TEXT UNDER STUDY ▸
Finnish-born, Amsterdam-based graphic artist Kustaa Saksi creates abstract, dream-like, and fantastical illustrations that, as well as gracing gallery walls across the world, have been featured in campaigns for brands such as Nike, Lacoste, and Issey Miyake. His work has appeared in the pages of the New York Times and even on the stamps of the Finnish Post. Saksi has also worked with one of my favorite ambient (similarly dreamy) Finnish bands, Husky Rescue, and the two came together last week to open Saksi’s latest exhibition, Hypnopompic, a collection of large textiles made of mohair and alpaca wool, cotton, and synthetic materials such as phosphate and metallic acrylic thread, that are created using the jacquard weaving technique.
The title of the exhibition refers to the sensory confusion of being between the two states of sleep and wake, when the senses the dream world blur into a surreal reality. It is a state that is also attributed to delusions caused by severe headaches, and the artist cites his chronic migraines as a chief source of inspiration for the exhibit.
In this Hypnopompic state, one may experience the presence of, or see, creatures such as spiders, monkeys and insects; these images, as well as abstract landscapes, take on a major presence in Saksi’s work. Underlying the surrealist, and at times quite frightening visions, there is a folksy, and naturally North European, feel to his tapestries — undoubtedly helped along by the medium itself.
Toward the end of the evening on both night’s of Saksi’s two-night residency at Artifact gallery, Husky Rescue played a set in the downstairs space. The band’s musical direction has changed a little since I first discovered them while visiting Helsinki in 2010, just after they’d released Ship of Light, moving from a wide cinematic, country tinged, sound to something more stripped down, ambient, and a touch claustrophobic. The sound, and images projected onto and behind the musicians, perfectly complemented the dreamlike visuals in the gallery upstairs. You can listen to the music they created for the exhibition at their Soundcloud page.

DATA UNDER STUDY ▸
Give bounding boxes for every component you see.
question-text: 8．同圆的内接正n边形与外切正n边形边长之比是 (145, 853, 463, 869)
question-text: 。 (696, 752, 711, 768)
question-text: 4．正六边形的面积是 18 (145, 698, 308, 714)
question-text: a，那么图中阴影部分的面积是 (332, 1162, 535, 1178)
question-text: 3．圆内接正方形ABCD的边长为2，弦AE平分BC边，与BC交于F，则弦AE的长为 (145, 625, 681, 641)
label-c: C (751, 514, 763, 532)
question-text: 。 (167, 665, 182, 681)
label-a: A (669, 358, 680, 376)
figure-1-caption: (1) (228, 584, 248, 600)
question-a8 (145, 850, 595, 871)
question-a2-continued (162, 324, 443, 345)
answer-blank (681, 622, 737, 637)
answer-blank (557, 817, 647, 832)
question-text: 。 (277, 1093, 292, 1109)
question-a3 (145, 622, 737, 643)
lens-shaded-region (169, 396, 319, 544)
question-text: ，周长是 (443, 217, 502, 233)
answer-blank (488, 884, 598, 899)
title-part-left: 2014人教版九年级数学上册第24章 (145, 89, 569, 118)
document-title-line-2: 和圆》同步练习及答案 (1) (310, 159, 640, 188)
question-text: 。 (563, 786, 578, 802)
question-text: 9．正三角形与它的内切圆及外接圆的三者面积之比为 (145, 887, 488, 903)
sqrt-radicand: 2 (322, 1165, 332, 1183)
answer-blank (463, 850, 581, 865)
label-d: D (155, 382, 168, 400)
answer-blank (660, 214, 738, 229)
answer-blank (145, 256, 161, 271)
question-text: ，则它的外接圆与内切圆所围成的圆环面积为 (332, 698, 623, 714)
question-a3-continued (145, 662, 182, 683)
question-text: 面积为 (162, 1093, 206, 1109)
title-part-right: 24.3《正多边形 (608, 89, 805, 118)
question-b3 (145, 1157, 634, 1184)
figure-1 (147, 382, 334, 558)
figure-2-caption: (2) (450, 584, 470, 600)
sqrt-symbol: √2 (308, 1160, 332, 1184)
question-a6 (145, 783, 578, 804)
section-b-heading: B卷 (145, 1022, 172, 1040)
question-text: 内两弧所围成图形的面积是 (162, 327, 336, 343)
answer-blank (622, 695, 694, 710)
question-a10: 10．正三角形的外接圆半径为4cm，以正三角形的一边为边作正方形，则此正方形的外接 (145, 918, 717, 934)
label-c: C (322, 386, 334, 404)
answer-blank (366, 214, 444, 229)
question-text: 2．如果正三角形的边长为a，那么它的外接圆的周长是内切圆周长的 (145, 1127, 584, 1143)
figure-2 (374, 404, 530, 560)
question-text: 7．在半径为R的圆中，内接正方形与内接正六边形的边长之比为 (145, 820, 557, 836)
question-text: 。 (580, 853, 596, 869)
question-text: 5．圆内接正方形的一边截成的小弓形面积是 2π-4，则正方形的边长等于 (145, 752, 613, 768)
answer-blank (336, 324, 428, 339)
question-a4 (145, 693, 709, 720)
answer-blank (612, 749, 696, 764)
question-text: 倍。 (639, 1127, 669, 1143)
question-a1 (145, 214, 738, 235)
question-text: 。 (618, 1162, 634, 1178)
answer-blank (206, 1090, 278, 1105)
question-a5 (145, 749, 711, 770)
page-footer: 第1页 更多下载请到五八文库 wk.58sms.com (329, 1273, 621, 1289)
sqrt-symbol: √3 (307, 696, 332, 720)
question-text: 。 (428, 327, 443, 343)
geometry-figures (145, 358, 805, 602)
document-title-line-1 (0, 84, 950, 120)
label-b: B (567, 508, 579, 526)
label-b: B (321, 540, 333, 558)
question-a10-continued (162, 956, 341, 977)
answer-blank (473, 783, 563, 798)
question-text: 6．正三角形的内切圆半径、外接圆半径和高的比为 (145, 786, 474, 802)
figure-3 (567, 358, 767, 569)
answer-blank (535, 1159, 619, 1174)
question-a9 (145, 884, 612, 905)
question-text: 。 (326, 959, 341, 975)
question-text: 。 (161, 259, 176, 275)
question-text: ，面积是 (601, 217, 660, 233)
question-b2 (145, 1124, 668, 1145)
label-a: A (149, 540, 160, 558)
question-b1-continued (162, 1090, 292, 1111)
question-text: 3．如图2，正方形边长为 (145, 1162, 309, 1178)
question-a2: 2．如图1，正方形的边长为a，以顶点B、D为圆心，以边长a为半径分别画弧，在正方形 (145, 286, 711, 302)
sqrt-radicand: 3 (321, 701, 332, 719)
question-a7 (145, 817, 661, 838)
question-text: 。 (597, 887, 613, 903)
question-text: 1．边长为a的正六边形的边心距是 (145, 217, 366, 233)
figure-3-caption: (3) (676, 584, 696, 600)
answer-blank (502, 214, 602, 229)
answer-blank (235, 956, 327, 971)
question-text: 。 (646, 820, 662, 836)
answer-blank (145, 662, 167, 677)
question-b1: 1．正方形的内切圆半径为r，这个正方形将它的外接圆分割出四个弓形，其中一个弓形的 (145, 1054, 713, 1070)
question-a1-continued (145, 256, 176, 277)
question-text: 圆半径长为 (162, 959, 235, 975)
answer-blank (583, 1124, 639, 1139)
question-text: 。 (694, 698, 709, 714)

WHAT IS NEEDED ▸
Print the text about Kustaa Saksi's exhibition in full, word for word. The data is separate material from the text about Kustaa Saksi's exhibition.

COMPLETED TASK ▸
Finnish-born, Amsterdam-based graphic artist Kustaa Saksi creates abstract, dream-like, and fantastical illustrations that, as well as gracing gallery walls across the world, have been featured in campaigns for brands such as Nike, Lacoste, and Issey Miyake. His work has appeared in the pages of the New York Times and even on the stamps of the Finnish Post. Saksi has also worked with one of my favorite ambient (similarly dreamy) Finnish bands, Husky Rescue, and the two came together last week to open Saksi’s latest exhibition, Hypnopompic, a collection of large textiles made of mohair and alpaca wool, cotton, and synthetic materials such as phosphate and metallic acrylic thread, that are created using the jacquard weaving technique.
The title of the exhibition refers to the sensory confusion of being between the two states of sleep and wake, when the senses the dream world blur into a surreal reality. It is a state that is also attributed to delusions caused by severe headaches, and the artist cites his chronic migraines as a chief source of inspiration for the exhibit.
In this Hypnopompic state, one may experience the presence of, or see, creatures such as spiders, monkeys and insects; these images, as well as abstract landscapes, take on a major presence in Saksi’s work. Underlying the surrealist, and at times quite frightening visions, there is a folksy, and naturally North European, feel to his tapestries — undoubtedly helped along by the medium itself.
Toward the end of the evening on both night’s of Saksi’s two-night residency at Artifact gallery, Husky Rescue played a set in the downstairs space. The band’s musical direction has changed a little since I first discovered them while visiting Helsinki in 2010, just after they’d released Ship of Light, moving from a wide cinematic, country tinged, sound to something more stripped down, ambient, and a touch claustrophobic. The sound, and images projected onto and behind the musicians, perfectly complemented the dreamlike visuals in the gallery upstairs. You can listen to the music they created for the exhibition at their Soundcloud page.